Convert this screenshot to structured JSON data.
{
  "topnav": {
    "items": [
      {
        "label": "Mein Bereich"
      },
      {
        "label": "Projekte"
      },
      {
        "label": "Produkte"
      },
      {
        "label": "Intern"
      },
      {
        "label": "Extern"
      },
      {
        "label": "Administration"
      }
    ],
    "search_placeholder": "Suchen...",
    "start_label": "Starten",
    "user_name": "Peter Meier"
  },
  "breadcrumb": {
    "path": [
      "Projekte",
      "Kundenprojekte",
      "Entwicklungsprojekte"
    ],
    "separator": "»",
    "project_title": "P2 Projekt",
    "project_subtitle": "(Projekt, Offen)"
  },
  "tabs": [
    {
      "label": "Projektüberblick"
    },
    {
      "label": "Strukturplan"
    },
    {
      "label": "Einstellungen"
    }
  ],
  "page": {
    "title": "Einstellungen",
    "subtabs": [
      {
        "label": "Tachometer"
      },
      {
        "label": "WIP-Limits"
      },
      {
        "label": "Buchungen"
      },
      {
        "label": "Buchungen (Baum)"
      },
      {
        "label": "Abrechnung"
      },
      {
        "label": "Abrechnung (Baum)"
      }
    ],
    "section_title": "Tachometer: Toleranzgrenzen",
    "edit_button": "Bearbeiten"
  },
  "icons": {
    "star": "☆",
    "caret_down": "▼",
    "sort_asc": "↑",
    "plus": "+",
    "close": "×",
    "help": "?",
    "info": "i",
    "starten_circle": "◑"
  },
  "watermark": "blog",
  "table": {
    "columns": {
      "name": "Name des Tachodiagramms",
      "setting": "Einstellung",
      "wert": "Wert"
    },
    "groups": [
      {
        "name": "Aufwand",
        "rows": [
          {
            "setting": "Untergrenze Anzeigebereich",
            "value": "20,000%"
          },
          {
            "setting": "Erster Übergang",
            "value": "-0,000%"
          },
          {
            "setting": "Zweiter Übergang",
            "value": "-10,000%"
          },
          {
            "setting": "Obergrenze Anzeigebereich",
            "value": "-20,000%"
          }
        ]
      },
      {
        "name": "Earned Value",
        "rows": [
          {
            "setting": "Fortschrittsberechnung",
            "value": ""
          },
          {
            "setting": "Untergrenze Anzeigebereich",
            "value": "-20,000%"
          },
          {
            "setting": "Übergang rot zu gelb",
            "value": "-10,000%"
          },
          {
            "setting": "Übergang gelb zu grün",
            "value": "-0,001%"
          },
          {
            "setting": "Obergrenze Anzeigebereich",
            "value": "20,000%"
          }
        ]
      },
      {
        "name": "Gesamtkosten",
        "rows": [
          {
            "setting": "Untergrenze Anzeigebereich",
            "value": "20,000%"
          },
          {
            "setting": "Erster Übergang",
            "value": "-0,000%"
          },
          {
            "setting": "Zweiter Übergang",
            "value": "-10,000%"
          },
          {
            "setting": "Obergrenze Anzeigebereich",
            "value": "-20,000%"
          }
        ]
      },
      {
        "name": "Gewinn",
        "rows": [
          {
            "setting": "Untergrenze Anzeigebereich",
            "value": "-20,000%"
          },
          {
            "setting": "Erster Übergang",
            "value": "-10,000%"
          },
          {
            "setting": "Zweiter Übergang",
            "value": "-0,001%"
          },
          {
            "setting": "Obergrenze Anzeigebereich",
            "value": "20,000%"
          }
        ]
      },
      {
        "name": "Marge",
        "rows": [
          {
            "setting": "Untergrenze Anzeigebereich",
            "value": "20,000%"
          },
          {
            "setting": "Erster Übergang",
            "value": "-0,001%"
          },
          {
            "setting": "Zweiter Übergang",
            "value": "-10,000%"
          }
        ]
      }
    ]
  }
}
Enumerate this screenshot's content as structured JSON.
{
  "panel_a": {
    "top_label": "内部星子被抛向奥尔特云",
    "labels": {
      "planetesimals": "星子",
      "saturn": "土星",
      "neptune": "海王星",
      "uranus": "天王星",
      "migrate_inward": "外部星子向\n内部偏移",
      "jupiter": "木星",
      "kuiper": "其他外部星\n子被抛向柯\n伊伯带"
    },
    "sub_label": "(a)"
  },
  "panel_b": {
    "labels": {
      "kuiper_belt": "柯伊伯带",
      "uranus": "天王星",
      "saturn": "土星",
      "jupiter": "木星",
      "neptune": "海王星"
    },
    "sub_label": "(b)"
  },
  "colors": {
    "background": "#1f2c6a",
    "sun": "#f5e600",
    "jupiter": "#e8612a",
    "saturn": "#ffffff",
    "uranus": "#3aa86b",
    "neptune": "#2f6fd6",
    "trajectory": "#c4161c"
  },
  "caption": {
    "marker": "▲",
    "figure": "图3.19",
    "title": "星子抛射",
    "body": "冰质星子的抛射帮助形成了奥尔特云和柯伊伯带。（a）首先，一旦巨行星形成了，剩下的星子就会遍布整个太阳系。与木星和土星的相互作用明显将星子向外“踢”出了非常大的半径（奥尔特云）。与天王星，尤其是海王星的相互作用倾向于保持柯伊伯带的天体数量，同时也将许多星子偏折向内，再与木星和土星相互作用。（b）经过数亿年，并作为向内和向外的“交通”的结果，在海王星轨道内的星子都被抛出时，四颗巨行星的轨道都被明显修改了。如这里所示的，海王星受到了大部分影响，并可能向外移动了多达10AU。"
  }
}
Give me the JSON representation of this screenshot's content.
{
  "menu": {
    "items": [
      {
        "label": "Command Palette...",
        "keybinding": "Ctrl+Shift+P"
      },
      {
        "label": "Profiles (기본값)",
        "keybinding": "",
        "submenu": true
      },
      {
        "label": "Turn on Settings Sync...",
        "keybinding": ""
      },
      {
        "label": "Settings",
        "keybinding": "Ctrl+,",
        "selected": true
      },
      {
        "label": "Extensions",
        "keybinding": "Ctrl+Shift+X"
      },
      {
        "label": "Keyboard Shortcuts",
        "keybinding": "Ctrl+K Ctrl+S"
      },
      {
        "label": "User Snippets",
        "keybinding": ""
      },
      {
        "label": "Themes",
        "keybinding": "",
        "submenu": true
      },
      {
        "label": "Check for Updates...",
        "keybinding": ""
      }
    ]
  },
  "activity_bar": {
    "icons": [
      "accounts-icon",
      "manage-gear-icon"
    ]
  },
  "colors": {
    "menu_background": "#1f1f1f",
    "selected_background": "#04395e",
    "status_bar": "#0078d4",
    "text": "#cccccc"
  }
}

◆ **WRITTEN TASK**: Print the records above exactly as they appear.

◆ **REPLY TO THE EXERCISE**:
Convert this screenshot to structured JSON data.
{
  "topnav": {
    "items": [
      {
        "label": "Mein Bereich"
      },
      {
        "label": "Projekte"
      },
      {
        "label": "Produkte"
      },
      {
        "label": "Intern"
      },
      {
        "label": "Extern"
      },
      {
        "label": "Administration"
      }
    ],
    "search_placeholder": "Suchen...",
    "start_label": "Starten",
    "user_name": "Peter Meier"
  },
  "breadcrumb": {
    "path": [
      "Projekte",
      "Kundenprojekte",
      "Entwicklungsprojekte"
    ],
    "separator": "»",
    "project_title": "P2 Projekt",
    "project_subtitle": "(Projekt, Offen)"
  },
  "tabs": [
    {
      "label": "Projektüberblick"
    },
    {
      "label": "Strukturplan"
    },
    {
      "label": "Einstellungen"
    }
  ],
  "page": {
    "title": "Einstellungen",
    "subtabs": [
      {
        "label": "Tachometer"
      },
      {
        "label": "WIP-Limits"
      },
      {
        "label": "Buchungen"
      },
      {
        "label": "Buchungen (Baum)"
      },
      {
        "label": "Abrechnung"
      },
      {
        "label": "Abrechnung (Baum)"
      }
    ],
    "section_title": "Tachometer: Toleranzgrenzen",
    "edit_button": "Bearbeiten"
  },
  "icons": {
    "star": "☆",
    "caret_down": "▼",
    "sort_asc": "↑",
    "plus": "+",
    "close": "×",
    "help": "?",
    "info": "i",
    "starten_circle": "◑"
  },
  "watermark": "blog",
  "table": {
    "columns": {
      "name": "Name des Tachodiagramms",
      "setting": "Einstellung",
      "wert": "Wert"
    },
    "groups": [
      {
        "name": "Aufwand",
        "rows": [
          {
            "setting": "Untergrenze Anzeigebereich",
            "value": "20,000%"
          },
          {
            "setting": "Erster Übergang",
            "value": "-0,000%"
          },
          {
            "setting": "Zweiter Übergang",
            "value": "-10,000%"
          },
          {
            "setting": "Obergrenze Anzeigebereich",
            "value": "-20,000%"
          }
        ]
      },
      {
        "name": "Earned Value",
        "rows": [
          {
            "setting": "Fortschrittsberechnung",
            "value": ""
          },
          {
            "setting": "Untergrenze Anzeigebereich",
            "value": "-20,000%"
          },
          {
            "setting": "Übergang rot zu gelb",
            "value": "-10,000%"
          },
          {
            "setting": "Übergang gelb zu grün",
            "value": "-0,001%"
          },
          {
            "setting": "Obergrenze Anzeigebereich",
            "value": "20,000%"
          }
        ]
      },
      {
        "name": "Gesamtkosten",
        "rows": [
          {
            "setting": "Untergrenze Anzeigebereich",
            "value": "20,000%"
          },
          {
            "setting": "Erster Übergang",
            "value": "-0,000%"
          },
          {
            "setting": "Zweiter Übergang",
            "value": "-10,000%"
          },
          {
            "setting": "Obergrenze Anzeigebereich",
            "value": "-20,000%"
          }
        ]
      },
      {
        "name": "Gewinn",
        "rows": [
          {
            "setting": "Untergrenze Anzeigebereich",
            "value": "-20,000%"
          },
          {
            "setting": "Erster Übergang",
            "value": "-10,000%"
          },
          {
            "setting": "Zweiter Übergang",
            "value": "-0,001%"
          },
          {
            "setting": "Obergrenze Anzeigebereich",
            "value": "20,000%"
          }
        ]
      },
      {
        "name": "Marge",
        "rows": [
          {
            "setting": "Untergrenze Anzeigebereich",
            "value": "20,000%"
          },
          {
            "setting": "Erster Übergang",
            "value": "-0,001%"
          },
          {
            "setting": "Zweiter Übergang",
            "value": "-10,000%"
          }
        ]
      }
    ]
  }
}
Enumerate this screenshot's content as structured JSON.
{
  "panel_a": {
    "top_label": "内部星子被抛向奥尔特云",
    "labels": {
      "planetesimals": "星子",
      "saturn": "土星",
      "neptune": "海王星",
      "uranus": "天王星",
      "migrate_inward": "外部星子向\n内部偏移",
      "jupiter": "木星",
      "kuiper": "其他外部星\n子被抛向柯\n伊伯带"
    },
    "sub_label": "(a)"
  },
  "panel_b": {
    "labels": {
      "kuiper_belt": "柯伊伯带",
      "uranus": "天王星",
      "saturn": "土星",
      "jupiter": "木星",
      "neptune": "海王星"
    },
    "sub_label": "(b)"
  },
  "colors": {
    "background": "#1f2c6a",
    "sun": "#f5e600",
    "jupiter": "#e8612a",
    "saturn": "#ffffff",
    "uranus": "#3aa86b",
    "neptune": "#2f6fd6",
    "trajectory": "#c4161c"
  },
  "caption": {
    "marker": "▲",
    "figure": "图3.19",
    "title": "星子抛射",
    "body": "冰质星子的抛射帮助形成了奥尔特云和柯伊伯带。（a）首先，一旦巨行星形成了，剩下的星子就会遍布整个太阳系。与木星和土星的相互作用明显将星子向外“踢”出了非常大的半径（奥尔特云）。与天王星，尤其是海王星的相互作用倾向于保持柯伊伯带的天体数量，同时也将许多星子偏折向内，再与木星和土星相互作用。（b）经过数亿年，并作为向内和向外的“交通”的结果，在海王星轨道内的星子都被抛出时，四颗巨行星的轨道都被明显修改了。如这里所示的，海王星受到了大部分影响，并可能向外移动了多达10AU。"
  }
}
Give me the JSON representation of this screenshot's content.
{
  "menu": {
    "items": [
      {
        "label": "Command Palette...",
        "keybinding": "Ctrl+Shift+P"
      },
      {
        "label": "Profiles (기본값)",
        "keybinding": "",
        "submenu": true
      },
      {
        "label": "Turn on Settings Sync...",
        "keybinding": ""
      },
      {
        "label": "Settings",
        "keybinding": "Ctrl+,",
        "selected": true
      },
      {
        "label": "Extensions",
        "keybinding": "Ctrl+Shift+X"
      },
      {
        "label": "Keyboard Shortcuts",
        "keybinding": "Ctrl+K Ctrl+S"
      },
      {
        "label": "User Snippets",
        "keybinding": ""
      },
      {
        "label": "Themes",
        "keybinding": "",
        "submenu": true
      },
      {
        "label": "Check for Updates...",
        "keybinding": ""
      }
    ]
  },
  "activity_bar": {
    "icons": [
      "accounts-icon",
      "manage-gear-icon"
    ]
  },
  "colors": {
    "menu_background": "#1f1f1f",
    "selected_background": "#04395e",
    "status_bar": "#0078d4",
    "text": "#cccccc"
  }
}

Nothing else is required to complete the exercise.